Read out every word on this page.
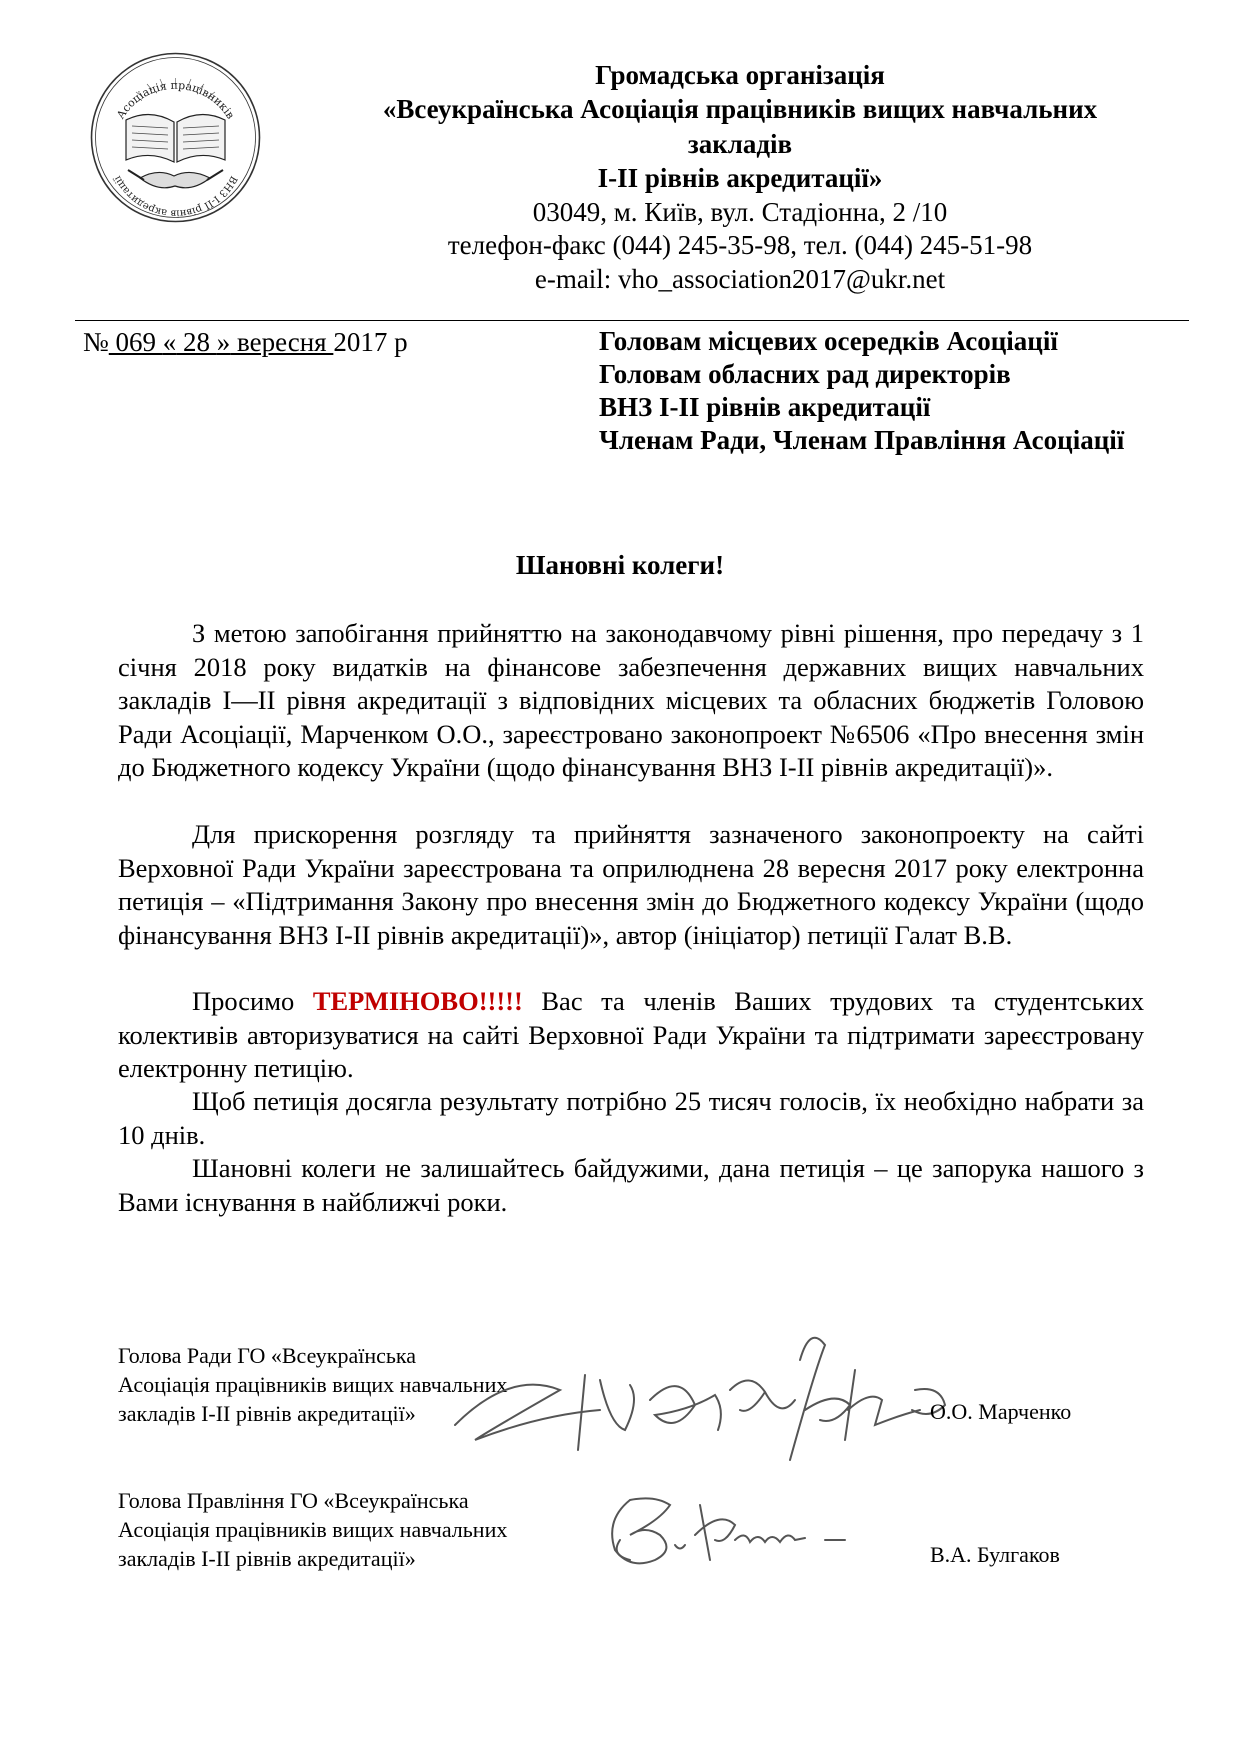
Асоціація працівників
ВНЗ I-II рівнів акредитації
Громадська організація
«Всеукраїнська Асоціація працівників вищих навчальних
закладів
I-II рівнів акредитації»
03049, м. Київ, вул. Стадіонна, 2 /10
телефон-факс (044) 245-35-98, тел. (044) 245-51-98
e-mail: vho_association2017@ukr.net
№ 069 « 28 » вересня 2017 р	Головам місцевих осередків Асоціації
Головам обласних рад директорів
ВНЗ I-II рівнів акредитації
Членам Ради, Членам Правління Асоціації
Шановні колеги!
З метою запобігання прийняттю на законодавчому рівні рішення, про передачу з 1 січня 2018 року видатків на фінансове забезпечення державних вищих навчальних закладів I—II рівня акредитації з відповідних місцевих та обласних бюджетів Головою Ради Асоціації, Марченком О.О., зареєстровано законопроект №6506 «Про внесення змін до Бюджетного кодексу України (щодо фінансування ВНЗ I-II рівнів акредитації)».
Для прискорення розгляду та прийняття зазначеного законопроекту на сайті Верховної Ради України зареєстрована та оприлюднена 28 вересня 2017 року електронна петиція – «Підтримання Закону про внесення змін до Бюджетного кодексу України (щодо фінансування ВНЗ I-II рівнів акредитації)», автор (ініціатор) петиції Галат В.В.
Просимо ТЕРМІНОВО!!!!! Вас та членів Ваших трудових та студентських колективів авторизуватися на сайті Верховної Ради України та підтримати зареєстровану електронну петицію.
Щоб петиція досягла результату потрібно 25 тисяч голосів, їх необхідно набрати за 10 днів.
Шановні колеги не залишайтесь байдужими, дана петиція – це запорука нашого з Вами існування в найближчі роки.
Голова Ради ГО «Всеукраїнська
Асоціація працівників вищих навчальних
закладів I-II рівнів акредитації»	О.О. Марченко
Голова Правління ГО «Всеукраїнська
Асоціація працівників вищих навчальних
закладів I-II рівнів акредитації»	В.А. Булгаков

▶ **YOUR TASK**: On how many lines does the word "фінансування" appear? Answer with only the number.

▶ **COMPLETED TASK**: 2